WORK REQUIRED – Locate the line that contains "OCR this image." in the entries below. Retype it and all following lines through the final one, character for character.

Records contained in a dataset –
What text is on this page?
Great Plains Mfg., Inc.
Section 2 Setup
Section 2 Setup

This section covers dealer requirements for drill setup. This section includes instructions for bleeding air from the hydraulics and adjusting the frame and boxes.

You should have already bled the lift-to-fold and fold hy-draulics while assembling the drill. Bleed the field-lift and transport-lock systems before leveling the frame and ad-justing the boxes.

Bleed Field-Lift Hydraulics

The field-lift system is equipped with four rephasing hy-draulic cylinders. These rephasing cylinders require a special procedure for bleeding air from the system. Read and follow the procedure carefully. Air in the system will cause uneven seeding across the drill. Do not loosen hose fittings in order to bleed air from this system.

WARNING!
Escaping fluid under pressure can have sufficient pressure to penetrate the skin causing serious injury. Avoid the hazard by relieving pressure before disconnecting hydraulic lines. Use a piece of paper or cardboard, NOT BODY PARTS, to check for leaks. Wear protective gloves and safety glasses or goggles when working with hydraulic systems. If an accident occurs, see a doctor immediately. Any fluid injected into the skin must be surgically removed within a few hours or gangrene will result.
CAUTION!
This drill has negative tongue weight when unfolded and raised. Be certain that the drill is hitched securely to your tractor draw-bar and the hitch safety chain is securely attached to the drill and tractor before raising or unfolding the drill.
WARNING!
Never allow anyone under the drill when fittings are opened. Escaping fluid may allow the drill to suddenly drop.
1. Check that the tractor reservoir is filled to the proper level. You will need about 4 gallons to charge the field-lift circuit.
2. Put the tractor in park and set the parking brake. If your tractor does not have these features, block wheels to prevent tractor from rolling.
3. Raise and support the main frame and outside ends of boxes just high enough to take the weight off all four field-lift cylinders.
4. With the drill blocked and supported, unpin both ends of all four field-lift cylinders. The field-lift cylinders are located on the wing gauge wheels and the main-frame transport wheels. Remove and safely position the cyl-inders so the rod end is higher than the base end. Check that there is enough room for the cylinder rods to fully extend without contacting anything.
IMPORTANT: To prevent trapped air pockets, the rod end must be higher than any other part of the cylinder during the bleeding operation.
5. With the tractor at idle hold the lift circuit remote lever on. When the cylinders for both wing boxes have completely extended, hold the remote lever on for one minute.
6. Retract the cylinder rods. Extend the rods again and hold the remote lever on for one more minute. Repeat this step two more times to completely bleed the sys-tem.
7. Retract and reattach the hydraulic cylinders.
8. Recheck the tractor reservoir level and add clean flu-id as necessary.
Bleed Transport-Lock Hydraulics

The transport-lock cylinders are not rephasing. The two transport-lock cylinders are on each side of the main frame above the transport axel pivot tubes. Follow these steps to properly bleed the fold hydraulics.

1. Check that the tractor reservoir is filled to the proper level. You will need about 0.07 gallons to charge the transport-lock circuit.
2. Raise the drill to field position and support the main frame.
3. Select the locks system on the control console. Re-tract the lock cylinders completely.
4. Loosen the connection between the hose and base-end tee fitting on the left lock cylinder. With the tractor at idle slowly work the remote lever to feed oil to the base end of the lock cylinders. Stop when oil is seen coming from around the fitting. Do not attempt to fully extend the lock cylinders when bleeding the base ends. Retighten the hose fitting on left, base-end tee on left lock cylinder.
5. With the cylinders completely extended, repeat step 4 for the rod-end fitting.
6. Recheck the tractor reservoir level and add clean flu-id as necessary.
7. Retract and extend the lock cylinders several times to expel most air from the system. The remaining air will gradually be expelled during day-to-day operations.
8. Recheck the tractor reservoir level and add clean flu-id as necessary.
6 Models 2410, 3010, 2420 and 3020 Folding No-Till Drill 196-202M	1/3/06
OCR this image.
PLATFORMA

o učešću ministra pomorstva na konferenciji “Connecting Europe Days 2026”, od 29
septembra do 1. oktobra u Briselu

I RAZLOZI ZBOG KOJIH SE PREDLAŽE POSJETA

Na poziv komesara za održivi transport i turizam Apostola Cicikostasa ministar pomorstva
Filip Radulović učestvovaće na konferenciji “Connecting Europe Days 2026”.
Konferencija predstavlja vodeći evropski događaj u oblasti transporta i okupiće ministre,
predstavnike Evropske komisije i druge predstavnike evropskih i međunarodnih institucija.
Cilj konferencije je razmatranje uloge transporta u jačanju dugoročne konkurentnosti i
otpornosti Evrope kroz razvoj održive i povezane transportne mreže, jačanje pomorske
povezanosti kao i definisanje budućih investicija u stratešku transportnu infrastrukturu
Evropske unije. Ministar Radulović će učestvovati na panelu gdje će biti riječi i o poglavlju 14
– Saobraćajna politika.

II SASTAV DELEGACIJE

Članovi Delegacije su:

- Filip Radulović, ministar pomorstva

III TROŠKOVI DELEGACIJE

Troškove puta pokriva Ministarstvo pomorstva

WRITTEN ANSWER –
OCR this image.
PLATFORMA

o učešću ministra pomorstva na konferenciji “Connecting Europe Days 2026”, od 29
septembra do 1. oktobra u Briselu

I RAZLOZI ZBOG KOJIH SE PREDLAŽE POSJETA

Na poziv komesara za održivi transport i turizam Apostola Cicikostasa ministar pomorstva
Filip Radulović učestvovaće na konferenciji “Connecting Europe Days 2026”.
Konferencija predstavlja vodeći evropski događaj u oblasti transporta i okupiće ministre,
predstavnike Evropske komisije i druge predstavnike evropskih i međunarodnih institucija.
Cilj konferencije je razmatranje uloge transporta u jačanju dugoročne konkurentnosti i
otpornosti Evrope kroz razvoj održive i povezane transportne mreže, jačanje pomorske
povezanosti kao i definisanje budućih investicija u stratešku transportnu infrastrukturu
Evropske unije. Ministar Radulović će učestvovati na panelu gdje će biti riječi i o poglavlju 14
– Saobraćajna politika.

II SASTAV DELEGACIJE

Članovi Delegacije su:

- Filip Radulović, ministar pomorstva

III TROŠKOVI DELEGACIJE

Troškove puta pokriva Ministarstvo pomorstva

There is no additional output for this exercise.